• [Exercise prompt]: Update the stretch from the start of the rows through the line that contains "monitor-screen-detail (1320, 712, 1368, 746)" by rewriting it with "softbox-light-icon" changed to "softbox-lamp-icon" and everything else left the same.

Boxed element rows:
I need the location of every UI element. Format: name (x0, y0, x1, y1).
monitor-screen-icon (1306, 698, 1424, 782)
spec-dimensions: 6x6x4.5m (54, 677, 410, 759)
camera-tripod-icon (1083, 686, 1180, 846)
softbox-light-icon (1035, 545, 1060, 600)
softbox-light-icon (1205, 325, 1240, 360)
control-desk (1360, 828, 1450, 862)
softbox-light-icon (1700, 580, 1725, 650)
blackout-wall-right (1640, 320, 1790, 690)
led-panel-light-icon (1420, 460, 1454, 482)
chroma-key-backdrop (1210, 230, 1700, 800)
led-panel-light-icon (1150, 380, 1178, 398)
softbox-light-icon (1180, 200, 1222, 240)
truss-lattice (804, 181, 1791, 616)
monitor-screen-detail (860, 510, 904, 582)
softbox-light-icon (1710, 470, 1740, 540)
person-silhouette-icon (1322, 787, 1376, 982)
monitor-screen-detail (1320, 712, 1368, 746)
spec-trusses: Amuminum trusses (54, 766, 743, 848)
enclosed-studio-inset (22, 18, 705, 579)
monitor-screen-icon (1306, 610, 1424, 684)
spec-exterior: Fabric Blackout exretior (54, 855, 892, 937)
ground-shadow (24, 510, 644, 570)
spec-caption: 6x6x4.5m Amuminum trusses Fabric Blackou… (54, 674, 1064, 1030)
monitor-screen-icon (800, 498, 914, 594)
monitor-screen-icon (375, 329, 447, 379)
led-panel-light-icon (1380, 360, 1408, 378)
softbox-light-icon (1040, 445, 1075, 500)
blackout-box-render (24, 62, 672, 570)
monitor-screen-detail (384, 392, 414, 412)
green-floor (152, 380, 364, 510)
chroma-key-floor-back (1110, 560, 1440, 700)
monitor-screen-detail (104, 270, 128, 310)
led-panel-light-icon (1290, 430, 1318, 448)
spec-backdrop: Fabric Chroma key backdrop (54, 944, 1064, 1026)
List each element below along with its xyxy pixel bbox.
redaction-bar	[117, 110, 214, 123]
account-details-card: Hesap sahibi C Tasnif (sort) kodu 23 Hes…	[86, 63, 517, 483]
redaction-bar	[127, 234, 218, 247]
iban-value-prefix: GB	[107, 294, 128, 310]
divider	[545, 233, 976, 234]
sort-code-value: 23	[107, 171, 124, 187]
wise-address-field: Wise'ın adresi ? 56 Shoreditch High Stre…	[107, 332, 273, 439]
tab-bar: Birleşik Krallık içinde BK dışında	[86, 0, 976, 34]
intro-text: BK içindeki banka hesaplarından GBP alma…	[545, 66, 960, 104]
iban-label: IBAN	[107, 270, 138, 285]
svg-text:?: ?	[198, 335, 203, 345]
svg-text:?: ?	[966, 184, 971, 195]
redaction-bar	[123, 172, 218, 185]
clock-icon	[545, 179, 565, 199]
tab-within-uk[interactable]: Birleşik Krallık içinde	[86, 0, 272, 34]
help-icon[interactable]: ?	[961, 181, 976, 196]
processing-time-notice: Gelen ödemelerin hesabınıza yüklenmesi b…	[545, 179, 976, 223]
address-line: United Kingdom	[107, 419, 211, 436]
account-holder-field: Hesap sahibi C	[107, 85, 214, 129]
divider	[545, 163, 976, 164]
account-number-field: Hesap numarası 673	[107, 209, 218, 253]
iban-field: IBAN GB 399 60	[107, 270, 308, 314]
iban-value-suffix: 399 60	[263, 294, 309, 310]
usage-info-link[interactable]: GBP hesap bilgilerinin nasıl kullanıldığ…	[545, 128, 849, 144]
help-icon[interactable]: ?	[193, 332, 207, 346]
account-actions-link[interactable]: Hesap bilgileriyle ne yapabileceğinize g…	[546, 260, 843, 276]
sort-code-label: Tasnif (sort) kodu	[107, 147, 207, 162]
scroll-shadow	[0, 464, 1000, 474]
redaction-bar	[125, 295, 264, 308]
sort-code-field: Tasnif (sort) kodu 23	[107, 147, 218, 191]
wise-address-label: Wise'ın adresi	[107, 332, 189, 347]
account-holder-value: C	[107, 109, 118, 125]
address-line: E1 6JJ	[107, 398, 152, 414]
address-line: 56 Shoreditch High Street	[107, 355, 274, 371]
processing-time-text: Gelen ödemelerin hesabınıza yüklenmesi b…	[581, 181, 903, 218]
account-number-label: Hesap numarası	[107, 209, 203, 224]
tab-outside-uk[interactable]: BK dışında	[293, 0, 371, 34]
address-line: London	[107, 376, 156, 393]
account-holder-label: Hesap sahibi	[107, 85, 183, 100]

• [The completed task]:
I need the location of every UI element. Format: name (x0, y0, x1, y1).
monitor-screen-icon (1306, 698, 1424, 782)
spec-dimensions: 6x6x4.5m (54, 677, 410, 759)
camera-tripod-icon (1083, 686, 1180, 846)
softbox-lamp-icon (1035, 545, 1060, 600)
softbox-lamp-icon (1205, 325, 1240, 360)
control-desk (1360, 828, 1450, 862)
softbox-lamp-icon (1700, 580, 1725, 650)
blackout-wall-right (1640, 320, 1790, 690)
led-panel-light-icon (1420, 460, 1454, 482)
chroma-key-backdrop (1210, 230, 1700, 800)
led-panel-light-icon (1150, 380, 1178, 398)
softbox-lamp-icon (1180, 200, 1222, 240)
truss-lattice (804, 181, 1791, 616)
monitor-screen-detail (860, 510, 904, 582)
softbox-lamp-icon (1710, 470, 1740, 540)
person-silhouette-icon (1322, 787, 1376, 982)
monitor-screen-detail (1320, 712, 1368, 746)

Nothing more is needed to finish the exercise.